Exercise details -> Where a line holds the string "output", return that line.

Data provided ->
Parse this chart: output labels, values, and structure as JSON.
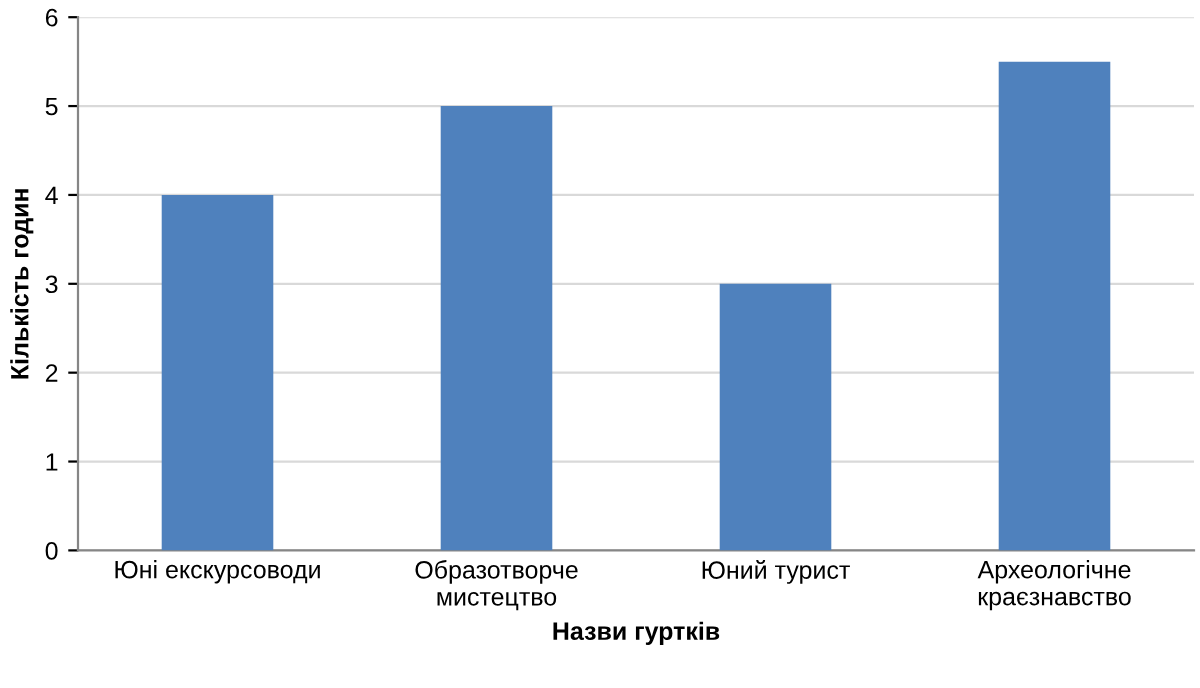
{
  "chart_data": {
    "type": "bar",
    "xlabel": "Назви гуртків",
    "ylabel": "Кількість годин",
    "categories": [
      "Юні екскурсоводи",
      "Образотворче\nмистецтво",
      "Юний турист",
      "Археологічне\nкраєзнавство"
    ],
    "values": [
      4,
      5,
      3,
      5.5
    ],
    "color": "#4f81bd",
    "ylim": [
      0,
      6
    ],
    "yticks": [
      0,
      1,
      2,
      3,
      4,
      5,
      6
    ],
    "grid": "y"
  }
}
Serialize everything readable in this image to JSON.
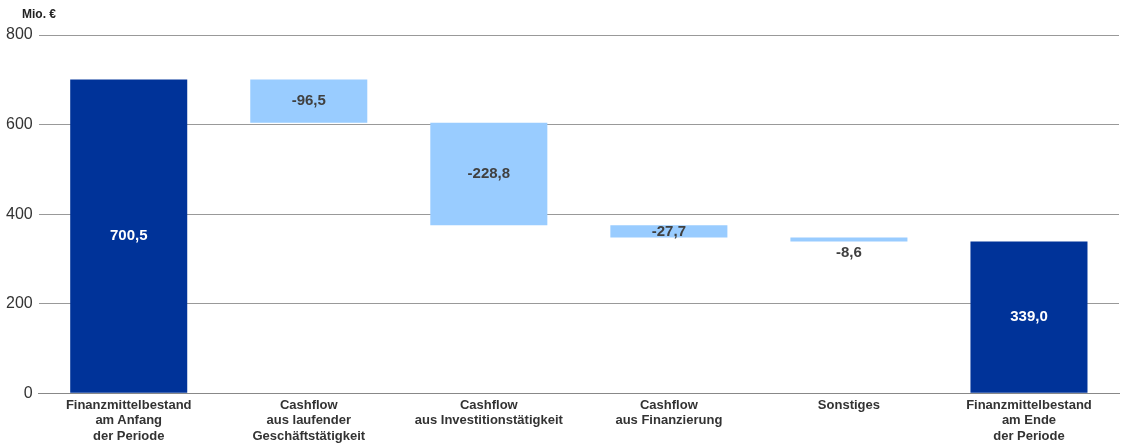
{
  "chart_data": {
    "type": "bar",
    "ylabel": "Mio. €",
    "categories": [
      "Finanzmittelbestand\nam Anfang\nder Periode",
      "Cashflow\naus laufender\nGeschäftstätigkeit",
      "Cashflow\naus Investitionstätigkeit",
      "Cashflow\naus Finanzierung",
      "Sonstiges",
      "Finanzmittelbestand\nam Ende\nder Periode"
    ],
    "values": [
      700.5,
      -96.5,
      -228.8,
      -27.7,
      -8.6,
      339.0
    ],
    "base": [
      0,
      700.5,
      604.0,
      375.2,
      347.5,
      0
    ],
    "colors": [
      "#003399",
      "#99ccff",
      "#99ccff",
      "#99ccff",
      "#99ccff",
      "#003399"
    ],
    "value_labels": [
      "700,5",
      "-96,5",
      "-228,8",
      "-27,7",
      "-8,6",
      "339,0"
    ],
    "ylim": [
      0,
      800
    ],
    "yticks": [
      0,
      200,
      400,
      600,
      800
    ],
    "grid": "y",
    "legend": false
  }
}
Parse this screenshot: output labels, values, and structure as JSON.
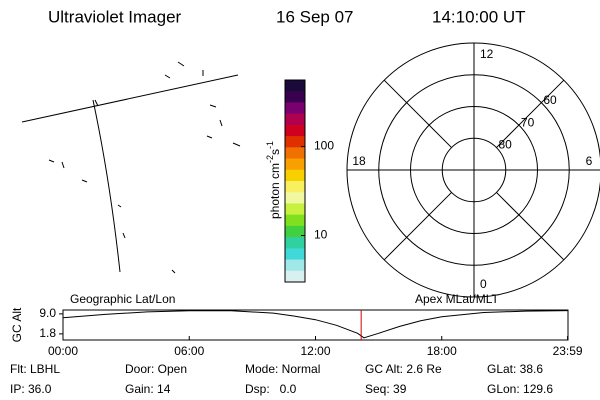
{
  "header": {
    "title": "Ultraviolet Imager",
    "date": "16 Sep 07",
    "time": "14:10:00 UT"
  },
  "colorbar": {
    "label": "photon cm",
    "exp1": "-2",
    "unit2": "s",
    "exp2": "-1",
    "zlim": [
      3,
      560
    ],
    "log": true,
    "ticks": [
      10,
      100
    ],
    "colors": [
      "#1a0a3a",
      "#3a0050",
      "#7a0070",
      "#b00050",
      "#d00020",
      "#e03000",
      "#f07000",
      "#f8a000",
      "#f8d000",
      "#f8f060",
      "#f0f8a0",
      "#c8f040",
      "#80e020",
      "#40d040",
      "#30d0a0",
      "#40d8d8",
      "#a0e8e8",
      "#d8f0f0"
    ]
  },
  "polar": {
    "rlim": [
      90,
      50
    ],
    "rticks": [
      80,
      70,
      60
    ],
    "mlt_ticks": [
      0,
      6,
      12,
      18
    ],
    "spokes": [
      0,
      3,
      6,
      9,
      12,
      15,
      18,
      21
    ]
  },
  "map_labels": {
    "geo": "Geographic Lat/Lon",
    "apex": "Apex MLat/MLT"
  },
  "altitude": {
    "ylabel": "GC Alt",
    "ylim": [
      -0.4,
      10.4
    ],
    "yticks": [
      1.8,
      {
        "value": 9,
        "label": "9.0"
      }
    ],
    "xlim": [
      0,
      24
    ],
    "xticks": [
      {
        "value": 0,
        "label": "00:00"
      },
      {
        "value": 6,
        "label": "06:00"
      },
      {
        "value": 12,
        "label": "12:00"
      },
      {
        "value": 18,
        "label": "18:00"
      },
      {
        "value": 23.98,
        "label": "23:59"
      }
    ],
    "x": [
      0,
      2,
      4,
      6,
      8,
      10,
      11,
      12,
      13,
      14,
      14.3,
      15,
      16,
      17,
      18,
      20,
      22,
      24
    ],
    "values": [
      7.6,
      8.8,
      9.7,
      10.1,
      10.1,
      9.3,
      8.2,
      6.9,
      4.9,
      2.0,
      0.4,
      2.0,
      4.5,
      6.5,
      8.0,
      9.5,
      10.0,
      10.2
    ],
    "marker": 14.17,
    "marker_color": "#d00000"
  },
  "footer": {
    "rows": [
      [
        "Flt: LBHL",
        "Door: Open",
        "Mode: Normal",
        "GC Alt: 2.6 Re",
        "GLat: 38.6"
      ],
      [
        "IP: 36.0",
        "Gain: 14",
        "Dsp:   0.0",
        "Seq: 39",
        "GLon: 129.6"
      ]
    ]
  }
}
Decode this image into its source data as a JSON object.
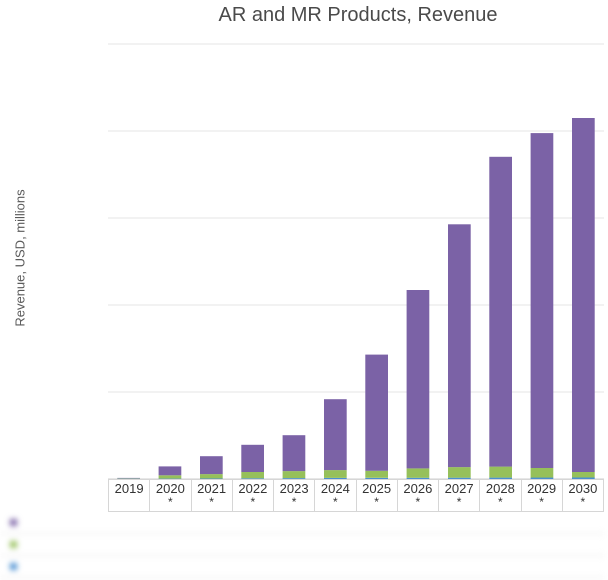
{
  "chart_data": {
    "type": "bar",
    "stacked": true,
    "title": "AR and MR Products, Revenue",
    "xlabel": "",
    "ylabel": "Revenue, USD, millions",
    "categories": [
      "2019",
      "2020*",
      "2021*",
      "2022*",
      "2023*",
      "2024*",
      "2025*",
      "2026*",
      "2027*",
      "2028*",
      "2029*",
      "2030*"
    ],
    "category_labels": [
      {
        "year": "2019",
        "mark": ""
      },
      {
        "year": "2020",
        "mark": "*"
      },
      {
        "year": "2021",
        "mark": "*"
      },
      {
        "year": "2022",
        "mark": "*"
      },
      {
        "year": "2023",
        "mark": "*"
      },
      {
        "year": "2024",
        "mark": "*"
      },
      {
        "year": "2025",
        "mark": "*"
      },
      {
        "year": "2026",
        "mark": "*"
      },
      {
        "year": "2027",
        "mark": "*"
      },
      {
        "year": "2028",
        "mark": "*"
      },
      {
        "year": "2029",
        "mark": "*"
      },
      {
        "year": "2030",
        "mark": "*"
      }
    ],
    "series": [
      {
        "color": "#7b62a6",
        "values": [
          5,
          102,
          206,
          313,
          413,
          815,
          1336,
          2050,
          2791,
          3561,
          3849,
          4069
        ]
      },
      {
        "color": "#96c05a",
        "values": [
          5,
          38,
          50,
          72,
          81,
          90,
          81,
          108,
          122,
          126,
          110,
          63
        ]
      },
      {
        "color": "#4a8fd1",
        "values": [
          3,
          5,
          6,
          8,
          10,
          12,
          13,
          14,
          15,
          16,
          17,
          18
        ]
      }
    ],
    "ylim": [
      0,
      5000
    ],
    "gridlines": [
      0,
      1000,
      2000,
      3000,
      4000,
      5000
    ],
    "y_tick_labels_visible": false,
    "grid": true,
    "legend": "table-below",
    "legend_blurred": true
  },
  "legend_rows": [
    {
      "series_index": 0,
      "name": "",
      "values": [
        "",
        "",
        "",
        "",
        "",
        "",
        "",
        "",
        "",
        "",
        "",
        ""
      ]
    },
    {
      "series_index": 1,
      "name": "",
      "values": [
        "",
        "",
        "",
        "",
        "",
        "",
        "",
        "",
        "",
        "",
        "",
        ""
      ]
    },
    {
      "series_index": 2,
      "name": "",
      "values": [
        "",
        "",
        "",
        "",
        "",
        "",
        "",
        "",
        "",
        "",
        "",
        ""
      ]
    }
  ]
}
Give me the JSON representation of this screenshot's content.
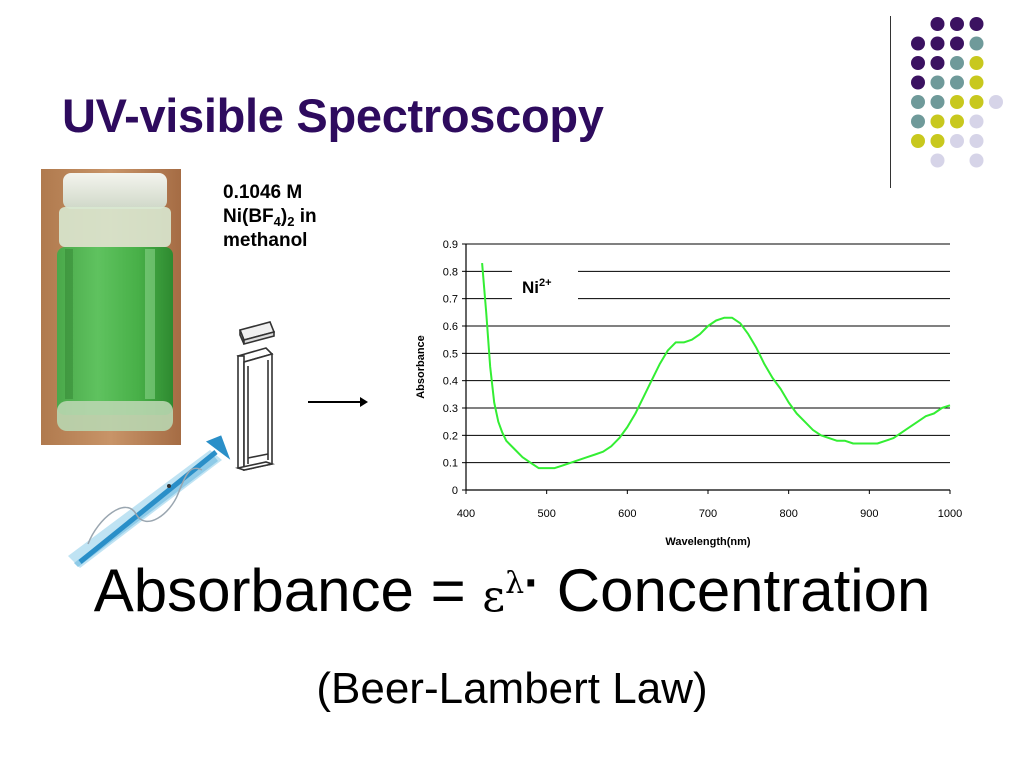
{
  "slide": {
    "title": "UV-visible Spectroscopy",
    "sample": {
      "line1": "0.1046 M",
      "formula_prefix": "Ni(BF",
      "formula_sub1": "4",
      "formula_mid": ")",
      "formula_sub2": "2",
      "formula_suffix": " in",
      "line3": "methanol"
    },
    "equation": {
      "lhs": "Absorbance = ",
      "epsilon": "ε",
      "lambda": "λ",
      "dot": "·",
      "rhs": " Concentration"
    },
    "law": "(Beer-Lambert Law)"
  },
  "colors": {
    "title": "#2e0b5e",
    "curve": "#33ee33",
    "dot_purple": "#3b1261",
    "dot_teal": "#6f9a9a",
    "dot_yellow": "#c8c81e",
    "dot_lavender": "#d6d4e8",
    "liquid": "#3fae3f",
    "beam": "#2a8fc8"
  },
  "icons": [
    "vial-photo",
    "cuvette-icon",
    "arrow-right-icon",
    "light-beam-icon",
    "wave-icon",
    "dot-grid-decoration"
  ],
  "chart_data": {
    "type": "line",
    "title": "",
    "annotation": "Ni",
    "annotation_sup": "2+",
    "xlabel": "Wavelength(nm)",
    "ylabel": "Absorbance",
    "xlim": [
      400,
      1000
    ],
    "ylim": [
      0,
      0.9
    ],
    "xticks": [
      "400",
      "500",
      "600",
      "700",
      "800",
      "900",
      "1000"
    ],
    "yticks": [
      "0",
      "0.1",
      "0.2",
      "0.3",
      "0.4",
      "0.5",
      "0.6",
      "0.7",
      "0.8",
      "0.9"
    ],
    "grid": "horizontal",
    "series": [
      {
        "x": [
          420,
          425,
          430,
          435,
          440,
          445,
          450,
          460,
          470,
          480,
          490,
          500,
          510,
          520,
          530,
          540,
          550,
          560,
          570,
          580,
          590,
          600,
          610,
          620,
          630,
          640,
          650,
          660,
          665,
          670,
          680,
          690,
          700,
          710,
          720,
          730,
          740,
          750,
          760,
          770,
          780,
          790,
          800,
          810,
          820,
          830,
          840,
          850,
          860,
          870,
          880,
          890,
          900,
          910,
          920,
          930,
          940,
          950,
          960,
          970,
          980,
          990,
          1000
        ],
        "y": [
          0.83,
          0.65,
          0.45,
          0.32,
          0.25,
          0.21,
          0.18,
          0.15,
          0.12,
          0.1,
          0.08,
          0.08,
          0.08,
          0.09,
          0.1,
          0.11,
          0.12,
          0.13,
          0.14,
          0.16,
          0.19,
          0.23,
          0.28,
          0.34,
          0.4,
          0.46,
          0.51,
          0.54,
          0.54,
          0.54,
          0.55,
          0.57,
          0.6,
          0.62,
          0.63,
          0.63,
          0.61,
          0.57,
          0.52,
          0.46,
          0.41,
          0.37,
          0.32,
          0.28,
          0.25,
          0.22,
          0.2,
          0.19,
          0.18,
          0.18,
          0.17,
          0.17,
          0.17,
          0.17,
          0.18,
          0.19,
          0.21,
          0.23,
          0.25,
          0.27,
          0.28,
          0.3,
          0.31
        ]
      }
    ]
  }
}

Task result ->
Parse this chart: output labels, values, and structure as JSON.
Parse this screenshot: output labels, values, and structure as JSON.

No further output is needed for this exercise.